Aim: From the entries that follow, pick out all lines holding "TradingView".

(Dataset rows)

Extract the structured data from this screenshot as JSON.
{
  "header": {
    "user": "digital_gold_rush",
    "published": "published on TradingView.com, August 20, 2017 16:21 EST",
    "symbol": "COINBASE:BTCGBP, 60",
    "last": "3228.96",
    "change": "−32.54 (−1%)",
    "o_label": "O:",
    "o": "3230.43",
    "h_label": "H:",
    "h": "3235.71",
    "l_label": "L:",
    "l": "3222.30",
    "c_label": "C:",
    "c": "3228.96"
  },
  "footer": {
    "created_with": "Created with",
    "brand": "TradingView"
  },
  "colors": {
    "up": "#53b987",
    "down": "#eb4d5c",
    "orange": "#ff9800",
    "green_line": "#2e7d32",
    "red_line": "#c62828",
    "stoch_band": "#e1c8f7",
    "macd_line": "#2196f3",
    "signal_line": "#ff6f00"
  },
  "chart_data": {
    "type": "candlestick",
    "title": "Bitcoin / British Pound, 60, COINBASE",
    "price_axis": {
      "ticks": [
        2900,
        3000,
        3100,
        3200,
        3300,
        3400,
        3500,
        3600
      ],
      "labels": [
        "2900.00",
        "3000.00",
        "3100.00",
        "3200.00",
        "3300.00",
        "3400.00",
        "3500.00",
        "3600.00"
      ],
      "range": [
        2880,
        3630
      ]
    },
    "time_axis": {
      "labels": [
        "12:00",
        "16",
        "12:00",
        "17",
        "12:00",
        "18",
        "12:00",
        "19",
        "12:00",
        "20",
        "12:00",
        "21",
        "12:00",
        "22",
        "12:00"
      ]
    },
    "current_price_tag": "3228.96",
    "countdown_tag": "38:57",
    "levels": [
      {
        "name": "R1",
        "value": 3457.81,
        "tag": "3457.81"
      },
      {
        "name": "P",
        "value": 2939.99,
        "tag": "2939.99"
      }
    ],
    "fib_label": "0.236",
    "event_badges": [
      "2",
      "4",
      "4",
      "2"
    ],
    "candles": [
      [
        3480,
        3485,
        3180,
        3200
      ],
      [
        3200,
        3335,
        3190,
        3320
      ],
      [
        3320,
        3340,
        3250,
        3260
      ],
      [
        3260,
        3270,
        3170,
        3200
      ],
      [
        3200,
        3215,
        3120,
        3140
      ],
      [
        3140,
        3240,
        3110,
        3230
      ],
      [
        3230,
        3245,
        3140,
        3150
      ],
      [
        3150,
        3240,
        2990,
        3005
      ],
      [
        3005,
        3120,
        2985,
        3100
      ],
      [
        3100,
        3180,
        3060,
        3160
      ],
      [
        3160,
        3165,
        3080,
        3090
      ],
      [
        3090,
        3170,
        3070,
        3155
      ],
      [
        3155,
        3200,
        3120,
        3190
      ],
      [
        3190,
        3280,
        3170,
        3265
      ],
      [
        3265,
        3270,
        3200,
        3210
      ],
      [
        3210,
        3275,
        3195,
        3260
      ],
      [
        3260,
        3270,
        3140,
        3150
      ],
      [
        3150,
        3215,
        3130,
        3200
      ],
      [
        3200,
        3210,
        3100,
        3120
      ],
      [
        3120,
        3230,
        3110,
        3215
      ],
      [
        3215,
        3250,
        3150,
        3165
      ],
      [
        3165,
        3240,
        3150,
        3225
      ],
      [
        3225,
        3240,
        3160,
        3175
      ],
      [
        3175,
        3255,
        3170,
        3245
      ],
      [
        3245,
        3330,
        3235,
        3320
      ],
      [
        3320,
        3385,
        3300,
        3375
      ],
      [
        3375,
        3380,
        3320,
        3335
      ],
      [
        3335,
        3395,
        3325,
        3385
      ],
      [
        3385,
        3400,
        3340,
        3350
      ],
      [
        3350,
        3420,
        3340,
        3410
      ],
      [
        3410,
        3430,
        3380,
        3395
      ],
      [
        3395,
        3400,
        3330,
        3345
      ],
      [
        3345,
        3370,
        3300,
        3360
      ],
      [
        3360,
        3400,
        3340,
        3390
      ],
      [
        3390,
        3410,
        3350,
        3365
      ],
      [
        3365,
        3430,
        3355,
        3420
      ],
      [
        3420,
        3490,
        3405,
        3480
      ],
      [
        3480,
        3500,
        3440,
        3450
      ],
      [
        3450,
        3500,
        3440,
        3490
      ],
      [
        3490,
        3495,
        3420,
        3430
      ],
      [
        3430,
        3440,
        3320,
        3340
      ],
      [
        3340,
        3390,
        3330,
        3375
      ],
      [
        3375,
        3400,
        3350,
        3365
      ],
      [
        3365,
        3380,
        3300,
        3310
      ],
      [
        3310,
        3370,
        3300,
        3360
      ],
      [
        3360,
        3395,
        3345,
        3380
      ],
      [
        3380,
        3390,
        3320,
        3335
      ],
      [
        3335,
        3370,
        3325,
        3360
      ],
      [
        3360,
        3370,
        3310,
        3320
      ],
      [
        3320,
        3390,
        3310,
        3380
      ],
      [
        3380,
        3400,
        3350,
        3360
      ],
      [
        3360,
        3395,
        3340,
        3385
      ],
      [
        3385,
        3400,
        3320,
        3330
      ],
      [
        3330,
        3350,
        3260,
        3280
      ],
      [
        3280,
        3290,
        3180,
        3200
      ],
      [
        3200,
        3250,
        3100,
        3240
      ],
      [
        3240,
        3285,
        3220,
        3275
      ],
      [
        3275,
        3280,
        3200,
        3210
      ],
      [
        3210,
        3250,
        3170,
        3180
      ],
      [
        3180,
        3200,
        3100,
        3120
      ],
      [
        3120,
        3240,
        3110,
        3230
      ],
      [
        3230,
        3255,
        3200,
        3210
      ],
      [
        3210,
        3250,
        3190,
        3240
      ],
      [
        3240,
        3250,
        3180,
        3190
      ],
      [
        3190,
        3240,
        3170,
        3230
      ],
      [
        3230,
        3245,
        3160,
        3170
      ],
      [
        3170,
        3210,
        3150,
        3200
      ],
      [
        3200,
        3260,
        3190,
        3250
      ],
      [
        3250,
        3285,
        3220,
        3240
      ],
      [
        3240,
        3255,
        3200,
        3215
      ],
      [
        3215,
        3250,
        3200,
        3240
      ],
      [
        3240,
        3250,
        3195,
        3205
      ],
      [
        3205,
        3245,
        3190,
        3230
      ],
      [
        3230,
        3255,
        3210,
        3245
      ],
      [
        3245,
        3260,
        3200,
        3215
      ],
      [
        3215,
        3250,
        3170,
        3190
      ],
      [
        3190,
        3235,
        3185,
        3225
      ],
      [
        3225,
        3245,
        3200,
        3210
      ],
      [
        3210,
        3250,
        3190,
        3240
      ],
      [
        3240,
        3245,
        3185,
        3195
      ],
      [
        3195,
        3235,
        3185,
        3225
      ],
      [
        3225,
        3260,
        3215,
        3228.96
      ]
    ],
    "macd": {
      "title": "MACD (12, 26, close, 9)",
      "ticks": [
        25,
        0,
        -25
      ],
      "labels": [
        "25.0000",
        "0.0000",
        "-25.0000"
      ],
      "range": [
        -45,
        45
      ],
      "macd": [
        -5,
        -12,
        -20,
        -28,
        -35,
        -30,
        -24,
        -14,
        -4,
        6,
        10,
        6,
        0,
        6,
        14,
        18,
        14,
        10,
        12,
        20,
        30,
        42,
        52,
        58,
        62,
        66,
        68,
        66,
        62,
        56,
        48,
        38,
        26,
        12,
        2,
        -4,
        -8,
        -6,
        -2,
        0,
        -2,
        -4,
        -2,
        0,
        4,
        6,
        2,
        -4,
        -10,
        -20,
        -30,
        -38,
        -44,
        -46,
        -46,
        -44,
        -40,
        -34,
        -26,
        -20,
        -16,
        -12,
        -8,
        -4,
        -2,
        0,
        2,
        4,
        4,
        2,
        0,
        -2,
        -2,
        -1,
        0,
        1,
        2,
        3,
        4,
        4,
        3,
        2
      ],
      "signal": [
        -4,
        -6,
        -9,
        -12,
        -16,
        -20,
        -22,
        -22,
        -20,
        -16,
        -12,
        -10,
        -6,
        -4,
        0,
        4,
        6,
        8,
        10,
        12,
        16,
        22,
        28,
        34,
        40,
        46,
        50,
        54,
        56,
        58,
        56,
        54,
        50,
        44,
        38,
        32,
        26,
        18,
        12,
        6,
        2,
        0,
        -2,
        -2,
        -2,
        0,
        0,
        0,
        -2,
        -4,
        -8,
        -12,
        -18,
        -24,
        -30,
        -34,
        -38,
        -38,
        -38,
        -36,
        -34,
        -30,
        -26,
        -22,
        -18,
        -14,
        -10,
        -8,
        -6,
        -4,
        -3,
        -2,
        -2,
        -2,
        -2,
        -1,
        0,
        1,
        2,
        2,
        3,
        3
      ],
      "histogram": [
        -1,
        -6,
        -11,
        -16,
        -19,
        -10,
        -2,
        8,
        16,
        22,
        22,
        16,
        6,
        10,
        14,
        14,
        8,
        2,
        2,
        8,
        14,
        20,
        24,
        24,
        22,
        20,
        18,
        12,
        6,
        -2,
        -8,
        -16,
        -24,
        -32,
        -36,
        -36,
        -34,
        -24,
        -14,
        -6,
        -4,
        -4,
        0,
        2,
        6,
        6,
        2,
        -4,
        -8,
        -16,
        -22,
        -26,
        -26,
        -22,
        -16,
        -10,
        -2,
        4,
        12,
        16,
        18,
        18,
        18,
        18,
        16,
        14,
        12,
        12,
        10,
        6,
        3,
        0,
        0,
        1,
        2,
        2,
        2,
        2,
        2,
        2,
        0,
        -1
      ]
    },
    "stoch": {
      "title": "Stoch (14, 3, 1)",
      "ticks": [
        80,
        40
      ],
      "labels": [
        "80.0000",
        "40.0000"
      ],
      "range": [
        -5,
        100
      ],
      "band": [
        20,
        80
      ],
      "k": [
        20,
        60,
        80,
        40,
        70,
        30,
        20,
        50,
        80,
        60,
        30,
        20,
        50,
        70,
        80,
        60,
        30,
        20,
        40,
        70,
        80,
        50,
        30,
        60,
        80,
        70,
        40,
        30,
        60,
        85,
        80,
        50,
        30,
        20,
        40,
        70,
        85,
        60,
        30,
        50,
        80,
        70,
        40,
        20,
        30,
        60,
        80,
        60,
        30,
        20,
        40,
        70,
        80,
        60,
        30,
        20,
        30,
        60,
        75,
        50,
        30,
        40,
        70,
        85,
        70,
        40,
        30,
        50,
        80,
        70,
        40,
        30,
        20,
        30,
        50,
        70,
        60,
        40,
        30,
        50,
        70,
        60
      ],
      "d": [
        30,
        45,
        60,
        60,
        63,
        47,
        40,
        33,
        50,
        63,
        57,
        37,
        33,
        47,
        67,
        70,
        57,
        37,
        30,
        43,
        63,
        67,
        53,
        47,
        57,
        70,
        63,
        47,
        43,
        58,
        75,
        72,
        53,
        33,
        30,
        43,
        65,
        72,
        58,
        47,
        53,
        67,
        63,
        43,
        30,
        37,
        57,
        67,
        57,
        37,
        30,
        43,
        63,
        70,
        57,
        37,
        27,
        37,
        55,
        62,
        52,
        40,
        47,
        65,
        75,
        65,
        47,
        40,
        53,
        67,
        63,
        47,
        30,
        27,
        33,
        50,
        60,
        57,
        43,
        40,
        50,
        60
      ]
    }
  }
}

Complete response:
    "published": "published on TradingView.com, August 20, 2017 16:21 EST",
    "brand": "TradingView"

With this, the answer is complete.